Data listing
-*-
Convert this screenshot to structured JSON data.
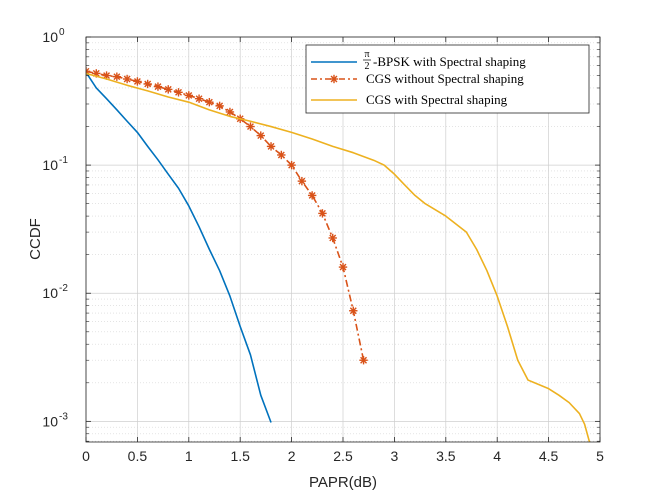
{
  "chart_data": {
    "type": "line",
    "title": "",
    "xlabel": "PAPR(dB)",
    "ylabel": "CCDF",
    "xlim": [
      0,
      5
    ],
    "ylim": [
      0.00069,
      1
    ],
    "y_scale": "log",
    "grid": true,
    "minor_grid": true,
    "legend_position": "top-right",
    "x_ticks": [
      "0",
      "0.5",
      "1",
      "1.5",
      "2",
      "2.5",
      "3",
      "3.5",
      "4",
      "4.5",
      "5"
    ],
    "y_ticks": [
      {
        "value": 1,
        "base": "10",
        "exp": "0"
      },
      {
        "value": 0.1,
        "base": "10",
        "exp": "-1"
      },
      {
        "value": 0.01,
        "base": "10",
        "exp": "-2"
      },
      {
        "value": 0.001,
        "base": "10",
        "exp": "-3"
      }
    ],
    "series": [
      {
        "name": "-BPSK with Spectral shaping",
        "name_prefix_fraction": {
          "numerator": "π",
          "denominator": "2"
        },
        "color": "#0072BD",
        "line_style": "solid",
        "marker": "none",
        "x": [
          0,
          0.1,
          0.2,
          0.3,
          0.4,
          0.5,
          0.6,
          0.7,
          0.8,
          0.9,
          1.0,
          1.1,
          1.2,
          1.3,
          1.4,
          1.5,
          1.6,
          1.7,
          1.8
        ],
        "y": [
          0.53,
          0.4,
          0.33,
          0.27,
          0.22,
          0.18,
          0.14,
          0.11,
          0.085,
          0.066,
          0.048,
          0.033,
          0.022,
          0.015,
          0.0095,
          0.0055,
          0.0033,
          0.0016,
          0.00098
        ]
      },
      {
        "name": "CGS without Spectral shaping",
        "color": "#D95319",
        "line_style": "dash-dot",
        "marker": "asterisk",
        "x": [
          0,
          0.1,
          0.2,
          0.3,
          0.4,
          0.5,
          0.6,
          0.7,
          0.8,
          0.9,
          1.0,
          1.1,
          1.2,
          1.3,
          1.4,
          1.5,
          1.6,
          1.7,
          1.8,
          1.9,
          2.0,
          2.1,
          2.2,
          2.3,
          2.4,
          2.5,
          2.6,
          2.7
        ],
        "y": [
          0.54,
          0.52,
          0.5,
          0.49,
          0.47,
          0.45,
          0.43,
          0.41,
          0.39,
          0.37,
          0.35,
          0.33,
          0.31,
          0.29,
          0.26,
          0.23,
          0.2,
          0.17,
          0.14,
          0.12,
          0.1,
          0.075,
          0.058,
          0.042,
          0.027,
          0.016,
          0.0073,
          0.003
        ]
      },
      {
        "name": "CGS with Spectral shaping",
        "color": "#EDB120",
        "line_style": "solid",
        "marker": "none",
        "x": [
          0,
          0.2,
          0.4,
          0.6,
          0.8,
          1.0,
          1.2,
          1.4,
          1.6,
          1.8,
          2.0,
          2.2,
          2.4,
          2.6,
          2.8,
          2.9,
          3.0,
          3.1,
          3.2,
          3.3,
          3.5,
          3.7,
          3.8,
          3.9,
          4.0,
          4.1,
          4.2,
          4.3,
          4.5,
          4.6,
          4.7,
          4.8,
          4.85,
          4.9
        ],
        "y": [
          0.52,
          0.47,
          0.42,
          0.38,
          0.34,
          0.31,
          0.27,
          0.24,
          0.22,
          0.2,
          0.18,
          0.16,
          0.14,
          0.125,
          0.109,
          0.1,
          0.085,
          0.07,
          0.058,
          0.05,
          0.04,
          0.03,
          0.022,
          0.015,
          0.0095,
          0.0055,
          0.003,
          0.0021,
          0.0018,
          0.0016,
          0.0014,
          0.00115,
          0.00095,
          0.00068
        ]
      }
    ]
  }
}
-*-
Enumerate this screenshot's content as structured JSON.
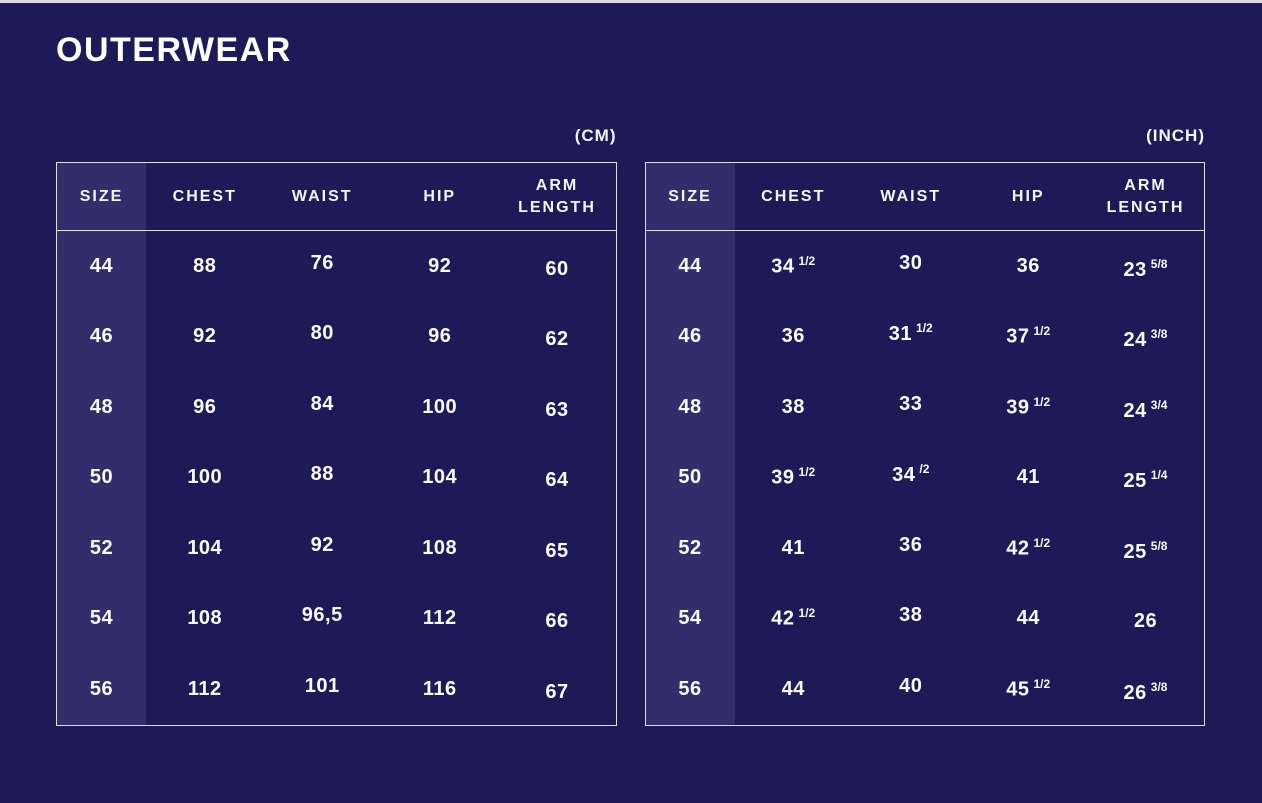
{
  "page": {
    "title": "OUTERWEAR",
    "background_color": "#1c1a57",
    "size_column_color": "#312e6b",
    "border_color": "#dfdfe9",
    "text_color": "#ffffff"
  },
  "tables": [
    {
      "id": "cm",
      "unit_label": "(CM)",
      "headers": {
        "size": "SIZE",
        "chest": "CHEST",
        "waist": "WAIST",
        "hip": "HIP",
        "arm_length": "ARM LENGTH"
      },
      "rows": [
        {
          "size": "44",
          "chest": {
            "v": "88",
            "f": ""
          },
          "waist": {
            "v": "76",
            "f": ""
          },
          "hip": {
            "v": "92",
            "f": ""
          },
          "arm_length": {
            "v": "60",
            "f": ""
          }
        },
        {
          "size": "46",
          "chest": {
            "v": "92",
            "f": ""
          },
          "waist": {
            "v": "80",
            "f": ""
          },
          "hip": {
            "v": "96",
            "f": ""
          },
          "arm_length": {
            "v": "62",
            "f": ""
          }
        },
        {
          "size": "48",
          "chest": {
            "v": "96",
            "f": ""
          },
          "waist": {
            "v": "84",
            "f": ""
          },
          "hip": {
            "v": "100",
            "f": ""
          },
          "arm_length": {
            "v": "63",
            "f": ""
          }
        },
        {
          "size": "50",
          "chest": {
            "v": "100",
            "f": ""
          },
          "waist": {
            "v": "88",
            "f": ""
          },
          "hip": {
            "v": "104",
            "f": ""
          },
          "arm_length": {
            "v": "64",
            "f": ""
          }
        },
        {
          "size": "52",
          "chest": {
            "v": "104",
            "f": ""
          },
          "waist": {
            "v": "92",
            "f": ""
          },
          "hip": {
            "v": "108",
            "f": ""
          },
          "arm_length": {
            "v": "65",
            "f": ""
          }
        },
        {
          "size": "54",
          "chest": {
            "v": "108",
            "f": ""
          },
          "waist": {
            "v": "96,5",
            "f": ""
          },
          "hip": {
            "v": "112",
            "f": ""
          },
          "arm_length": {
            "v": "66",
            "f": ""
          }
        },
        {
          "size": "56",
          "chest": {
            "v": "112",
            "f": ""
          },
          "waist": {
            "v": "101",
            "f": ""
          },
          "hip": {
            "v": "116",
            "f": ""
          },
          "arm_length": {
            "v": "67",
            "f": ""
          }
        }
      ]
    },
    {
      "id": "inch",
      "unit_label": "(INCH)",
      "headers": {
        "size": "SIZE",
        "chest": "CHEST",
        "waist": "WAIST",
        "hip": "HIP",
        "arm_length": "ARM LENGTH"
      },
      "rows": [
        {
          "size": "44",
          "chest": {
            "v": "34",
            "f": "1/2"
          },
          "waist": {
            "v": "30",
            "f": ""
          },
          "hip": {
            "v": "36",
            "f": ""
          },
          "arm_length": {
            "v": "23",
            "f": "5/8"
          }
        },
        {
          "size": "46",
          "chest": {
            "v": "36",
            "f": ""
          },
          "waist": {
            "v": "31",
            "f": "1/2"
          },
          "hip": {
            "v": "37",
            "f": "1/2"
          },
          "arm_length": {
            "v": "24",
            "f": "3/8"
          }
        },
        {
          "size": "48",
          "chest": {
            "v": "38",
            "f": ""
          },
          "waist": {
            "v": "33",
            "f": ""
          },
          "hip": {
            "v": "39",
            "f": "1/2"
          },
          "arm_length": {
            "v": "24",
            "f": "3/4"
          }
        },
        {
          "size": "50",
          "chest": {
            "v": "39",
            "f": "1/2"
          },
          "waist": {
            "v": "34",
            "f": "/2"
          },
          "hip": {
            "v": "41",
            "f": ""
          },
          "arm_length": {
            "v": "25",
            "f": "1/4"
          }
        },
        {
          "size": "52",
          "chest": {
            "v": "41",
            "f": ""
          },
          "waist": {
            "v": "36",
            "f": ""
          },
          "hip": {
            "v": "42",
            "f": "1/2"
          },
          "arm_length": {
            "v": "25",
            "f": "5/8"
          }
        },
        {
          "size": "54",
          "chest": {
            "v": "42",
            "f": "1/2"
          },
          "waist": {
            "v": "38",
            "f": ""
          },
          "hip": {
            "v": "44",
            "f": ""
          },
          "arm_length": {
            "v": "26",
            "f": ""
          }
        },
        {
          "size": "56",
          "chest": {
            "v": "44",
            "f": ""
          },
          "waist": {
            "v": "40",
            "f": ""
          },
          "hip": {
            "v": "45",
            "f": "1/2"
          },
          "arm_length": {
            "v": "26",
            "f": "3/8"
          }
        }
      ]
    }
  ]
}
-*-
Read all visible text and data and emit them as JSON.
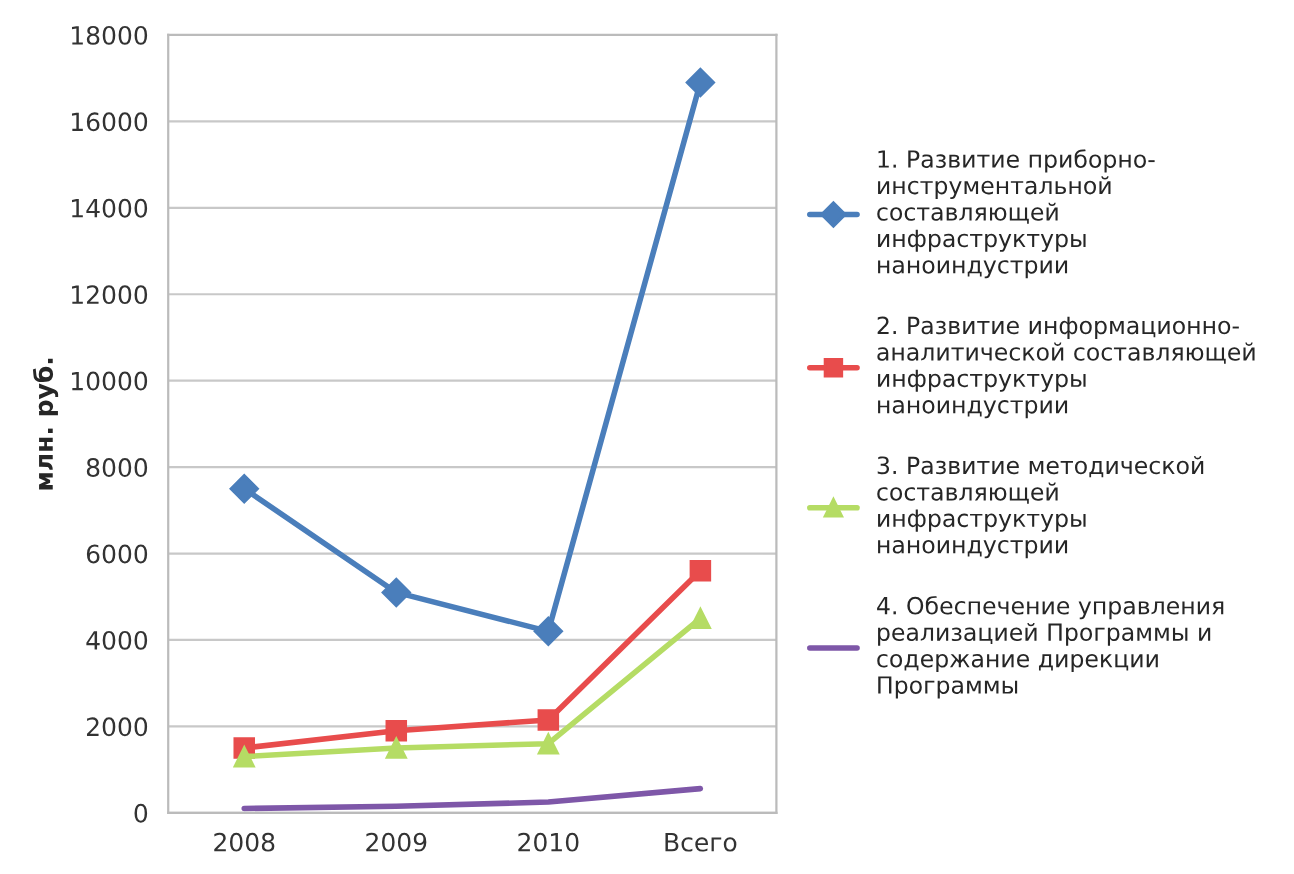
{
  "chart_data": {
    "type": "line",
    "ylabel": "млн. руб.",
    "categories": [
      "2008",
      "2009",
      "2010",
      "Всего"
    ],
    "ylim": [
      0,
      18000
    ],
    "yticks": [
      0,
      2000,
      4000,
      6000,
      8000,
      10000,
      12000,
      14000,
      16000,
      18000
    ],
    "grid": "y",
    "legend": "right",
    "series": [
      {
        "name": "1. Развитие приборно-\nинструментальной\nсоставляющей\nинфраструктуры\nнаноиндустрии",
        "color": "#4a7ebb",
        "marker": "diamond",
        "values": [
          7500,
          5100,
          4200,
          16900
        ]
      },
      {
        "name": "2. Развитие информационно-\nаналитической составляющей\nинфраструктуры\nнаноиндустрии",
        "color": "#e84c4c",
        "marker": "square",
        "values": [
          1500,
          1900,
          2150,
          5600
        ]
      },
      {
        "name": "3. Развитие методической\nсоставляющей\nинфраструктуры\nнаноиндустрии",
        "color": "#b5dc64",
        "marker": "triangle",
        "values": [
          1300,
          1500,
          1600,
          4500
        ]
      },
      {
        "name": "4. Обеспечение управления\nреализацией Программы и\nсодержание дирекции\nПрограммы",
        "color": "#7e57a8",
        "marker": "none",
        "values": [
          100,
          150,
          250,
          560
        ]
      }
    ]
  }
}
-*-
> _GIVEN INSTRUCTION_: Copy each line of the listing that includes "shaping".

> _SOLUTION BELOW_:
        "name": "-BPSK with Spectral shaping",
        "name": "CGS without Spectral shaping",
        "name": "CGS with Spectral shaping",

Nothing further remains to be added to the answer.